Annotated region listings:
╭──
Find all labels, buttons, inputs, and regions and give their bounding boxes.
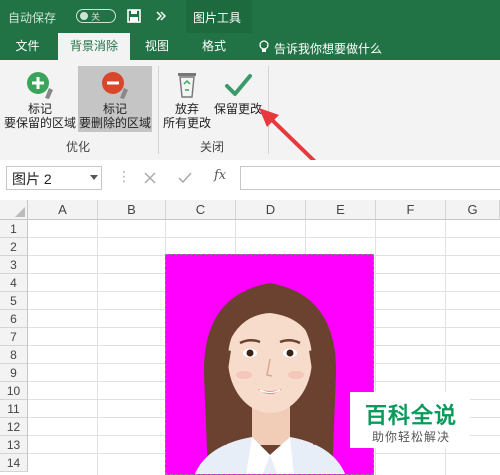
plus-pencil-icon [27,72,53,99]
row-header-9[interactable]: 9 [0,364,28,382]
group-label-close: 关闭 [199,140,224,154]
row-header-10[interactable]: 10 [0,382,28,400]
mark-keep-button[interactable]: 标记 要保留的区域 [4,66,76,132]
more-icon[interactable] [156,11,166,21]
column-header-c[interactable]: C [166,200,236,220]
watermark-subtitle: 助你轻松解决 [372,430,451,444]
group-separator [158,66,159,154]
save-icon[interactable] [127,9,141,23]
row-header-1[interactable]: 1 [0,220,28,238]
discard-all-changes-button[interactable]: 放弃 所有更改 [162,66,212,132]
minus-pencil-icon [102,72,128,99]
gridline [97,220,98,475]
picture-tools-label: 图片工具 [193,11,242,25]
autosave-toggle[interactable]: 关 [76,9,116,23]
row-header-7[interactable]: 7 [0,328,28,346]
autosave-state: 关 [91,11,101,22]
mark-keep-line2: 要保留的区域 [4,116,77,130]
watermark-title: 百科全说 [365,403,458,428]
gridline [28,237,500,238]
column-header-f[interactable]: F [376,200,446,220]
checkmark-icon [225,74,252,96]
autosave-label: 自动保存 [8,11,57,25]
insert-function-icon[interactable]: fx [214,168,226,183]
select-all-corner[interactable] [0,200,28,220]
tab-format[interactable]: 格式 [190,33,238,60]
discard-line1: 放弃 [174,102,199,116]
row-header-14[interactable]: 14 [0,454,28,472]
row-header-6[interactable]: 6 [0,310,28,328]
column-header-b[interactable]: B [98,200,166,220]
column-header-g[interactable]: G [446,200,500,220]
group-label-refine: 优化 [65,140,90,154]
tell-me-search[interactable]: 告诉我你想要做什么 [274,40,382,57]
tab-view[interactable]: 视图 [133,33,181,60]
lightbulb-icon [259,40,269,52]
column-header-e[interactable]: E [306,200,376,220]
cancel-icon[interactable] [144,172,156,184]
vertical-dots-icon: ⋮ [117,168,131,184]
row-header-5[interactable]: 5 [0,292,28,310]
row-header-2[interactable]: 2 [0,238,28,256]
row-header-3[interactable]: 3 [0,256,28,274]
row-header-11[interactable]: 11 [0,400,28,418]
name-box-value: 图片 2 [12,171,52,187]
portrait-picture[interactable] [165,254,374,475]
formula-input[interactable] [240,166,500,190]
row-header-4[interactable]: 4 [0,274,28,292]
tab-file[interactable]: 文件 [0,33,55,60]
row-header-8[interactable]: 8 [0,346,28,364]
recycle-bin-icon [178,73,196,98]
mark-keep-line1: 标记 [27,102,52,116]
portrait-illustration [194,283,346,474]
mark-remove-line1: 标记 [102,102,127,116]
enter-check-icon[interactable] [178,172,192,184]
column-header-d[interactable]: D [236,200,306,220]
chevron-down-icon[interactable] [90,175,98,181]
tab-background-removal[interactable]: 背景消除 [58,33,130,60]
mark-remove-line2: 要删除的区域 [78,116,151,130]
corner-triangle-icon [15,207,25,217]
column-header-a[interactable]: A [28,200,98,220]
row-header-12[interactable]: 12 [0,418,28,436]
toggle-knob [80,12,88,20]
discard-line2: 所有更改 [162,116,211,130]
mark-remove-button[interactable]: 标记 要删除的区域 [78,66,152,132]
row-header-13[interactable]: 13 [0,436,28,454]
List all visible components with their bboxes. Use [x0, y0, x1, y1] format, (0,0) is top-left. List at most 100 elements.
╰──
Copy these lines verbatim, leaving out the pictures.

Find all labels, buttons, inputs, and regions and give their bounding boxes.
plus-pencil-icon [27,72,53,99]
row-header-9[interactable]: 9 [0,364,28,382]
group-label-close: 关闭 [199,140,224,154]
row-header-10[interactable]: 10 [0,382,28,400]
mark-keep-button[interactable]: 标记 要保留的区域 [4,66,76,132]
more-icon[interactable] [156,11,166,21]
column-header-c[interactable]: C [166,200,236,220]
watermark-subtitle: 助你轻松解决 [372,430,451,444]
group-separator [158,66,159,154]
save-icon[interactable] [127,9,141,23]
row-header-1[interactable]: 1 [0,220,28,238]
discard-all-changes-button[interactable]: 放弃 所有更改 [162,66,212,132]
minus-pencil-icon [102,72,128,99]
gridline [97,220,98,475]
picture-tools-label: 图片工具 [193,11,242,25]
autosave-toggle[interactable]: 关 [76,9,116,23]
row-header-7[interactable]: 7 [0,328,28,346]
autosave-state: 关 [91,11,101,22]
mark-keep-line2: 要保留的区域 [4,116,77,130]
watermark-title: 百科全说 [365,403,458,428]
gridline [28,237,500,238]
column-header-f[interactable]: F [376,200,446,220]
checkmark-icon [225,74,252,96]
autosave-label: 自动保存 [8,11,57,25]
insert-function-icon[interactable]: fx [214,168,226,183]
select-all-corner[interactable] [0,200,28,220]
tab-format[interactable]: 格式 [190,33,238,60]
discard-line1: 放弃 [174,102,199,116]
row-header-14[interactable]: 14 [0,454,28,472]
row-header-6[interactable]: 6 [0,310,28,328]
column-header-b[interactable]: B [98,200,166,220]
column-header-g[interactable]: G [446,200,500,220]
group-label-refine: 优化 [65,140,90,154]
tell-me-search[interactable]: 告诉我你想要做什么 [274,40,382,57]
tab-view[interactable]: 视图 [133,33,181,60]
lightbulb-icon [259,40,269,52]
column-header-e[interactable]: E [306,200,376,220]
cancel-icon[interactable] [144,172,156,184]
vertical-dots-icon: ⋮ [117,168,131,184]
row-header-5[interactable]: 5 [0,292,28,310]
row-header-2[interactable]: 2 [0,238,28,256]
row-header-3[interactable]: 3 [0,256,28,274]
row-header-11[interactable]: 11 [0,400,28,418]
name-box-value: 图片 2 [12,171,52,187]
portrait-picture[interactable] [165,254,374,475]
formula-input[interactable] [240,166,500,190]
row-header-4[interactable]: 4 [0,274,28,292]
tab-file[interactable]: 文件 [0,33,55,60]
row-header-8[interactable]: 8 [0,346,28,364]
recycle-bin-icon [178,73,196,98]
mark-keep-line1: 标记 [27,102,52,116]
portrait-illustration [194,283,346,474]
mark-remove-line1: 标记 [102,102,127,116]
enter-check-icon[interactable] [178,172,192,184]
column-header-d[interactable]: D [236,200,306,220]
chevron-down-icon[interactable] [90,175,98,181]
tab-background-removal[interactable]: 背景消除 [58,33,130,60]
mark-remove-line2: 要删除的区域 [78,116,151,130]
corner-triangle-icon [15,207,25,217]
column-header-a[interactable]: A [28,200,98,220]
row-header-12[interactable]: 12 [0,418,28,436]
toggle-knob [80,12,88,20]
discard-line2: 所有更改 [162,116,211,130]
mark-remove-button[interactable]: 标记 要删除的区域 [78,66,152,132]
row-header-13[interactable]: 13 [0,436,28,454]
List all visible components with their bboxes. Use [x0, y0, x1, y1] format, (0,0) is top-left. List at most 100 elements.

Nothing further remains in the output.